◆ Task description
Transcribe the records below exactly.

◆ Input material
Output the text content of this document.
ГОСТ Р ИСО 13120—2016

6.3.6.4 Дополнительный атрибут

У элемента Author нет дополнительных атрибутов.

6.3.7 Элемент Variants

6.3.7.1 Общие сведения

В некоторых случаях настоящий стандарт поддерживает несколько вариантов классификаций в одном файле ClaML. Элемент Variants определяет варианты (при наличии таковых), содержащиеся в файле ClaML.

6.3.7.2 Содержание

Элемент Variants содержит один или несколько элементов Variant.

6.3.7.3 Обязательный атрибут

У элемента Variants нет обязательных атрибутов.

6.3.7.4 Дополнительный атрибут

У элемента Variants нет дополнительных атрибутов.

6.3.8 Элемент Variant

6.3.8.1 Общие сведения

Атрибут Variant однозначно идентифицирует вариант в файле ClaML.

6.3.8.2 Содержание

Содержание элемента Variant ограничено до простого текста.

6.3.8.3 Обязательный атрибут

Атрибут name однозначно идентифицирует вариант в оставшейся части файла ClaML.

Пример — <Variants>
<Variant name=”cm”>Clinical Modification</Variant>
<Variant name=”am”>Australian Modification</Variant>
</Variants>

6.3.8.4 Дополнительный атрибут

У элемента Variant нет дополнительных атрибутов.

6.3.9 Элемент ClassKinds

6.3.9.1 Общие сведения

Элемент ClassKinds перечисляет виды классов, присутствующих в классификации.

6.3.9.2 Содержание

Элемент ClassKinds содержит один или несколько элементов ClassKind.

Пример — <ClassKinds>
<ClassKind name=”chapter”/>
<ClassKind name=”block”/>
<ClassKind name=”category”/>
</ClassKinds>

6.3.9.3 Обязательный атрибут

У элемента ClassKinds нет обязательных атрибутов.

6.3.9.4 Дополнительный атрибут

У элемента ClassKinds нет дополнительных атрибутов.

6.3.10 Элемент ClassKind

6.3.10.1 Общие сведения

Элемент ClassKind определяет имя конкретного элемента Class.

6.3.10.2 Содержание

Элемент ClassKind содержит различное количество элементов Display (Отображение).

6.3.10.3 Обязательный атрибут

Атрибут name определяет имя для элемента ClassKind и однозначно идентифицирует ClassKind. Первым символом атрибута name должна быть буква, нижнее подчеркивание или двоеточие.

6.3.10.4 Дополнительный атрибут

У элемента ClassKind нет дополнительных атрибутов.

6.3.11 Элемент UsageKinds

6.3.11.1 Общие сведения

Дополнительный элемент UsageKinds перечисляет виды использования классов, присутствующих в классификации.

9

◆ Complete response
Output the text content of this document.
ГОСТ Р ИСО 13120—2016

6.3.6.4 Дополнительный атрибут

У элемента Author нет дополнительных атрибутов.

6.3.7 Элемент Variants

6.3.7.1 Общие сведения

В некоторых случаях настоящий стандарт поддерживает несколько вариантов классификаций в одном файле ClaML. Элемент Variants определяет варианты (при наличии таковых), содержащиеся в файле ClaML.

6.3.7.2 Содержание

Элемент Variants содержит один или несколько элементов Variant.

6.3.7.3 Обязательный атрибут

У элемента Variants нет обязательных атрибутов.

6.3.7.4 Дополнительный атрибут

У элемента Variants нет дополнительных атрибутов.

6.3.8 Элемент Variant

6.3.8.1 Общие сведения

Атрибут Variant однозначно идентифицирует вариант в файле ClaML.

6.3.8.2 Содержание

Содержание элемента Variant ограничено до простого текста.

6.3.8.3 Обязательный атрибут

Атрибут name однозначно идентифицирует вариант в оставшейся части файла ClaML.

Пример — <Variants>
<Variant name=”cm”>Clinical Modification</Variant>
<Variant name=”am”>Australian Modification</Variant>
</Variants>

6.3.8.4 Дополнительный атрибут

У элемента Variant нет дополнительных атрибутов.

6.3.9 Элемент ClassKinds

6.3.9.1 Общие сведения

Элемент ClassKinds перечисляет виды классов, присутствующих в классификации.

6.3.9.2 Содержание

Элемент ClassKinds содержит один или несколько элементов ClassKind.

Пример — <ClassKinds>
<ClassKind name=”chapter”/>
<ClassKind name=”block”/>
<ClassKind name=”category”/>
</ClassKinds>

6.3.9.3 Обязательный атрибут

У элемента ClassKinds нет обязательных атрибутов.

6.3.9.4 Дополнительный атрибут

У элемента ClassKinds нет дополнительных атрибутов.

6.3.10 Элемент ClassKind

6.3.10.1 Общие сведения

Элемент ClassKind определяет имя конкретного элемента Class.

6.3.10.2 Содержание

Элемент ClassKind содержит различное количество элементов Display (Отображение).

6.3.10.3 Обязательный атрибут

Атрибут name определяет имя для элемента ClassKind и однозначно идентифицирует ClassKind. Первым символом атрибута name должна быть буква, нижнее подчеркивание или двоеточие.

6.3.10.4 Дополнительный атрибут

У элемента ClassKind нет дополнительных атрибутов.

6.3.11 Элемент UsageKinds

6.3.11.1 Общие сведения

Дополнительный элемент UsageKinds перечисляет виды использования классов, присутствующих в классификации.

9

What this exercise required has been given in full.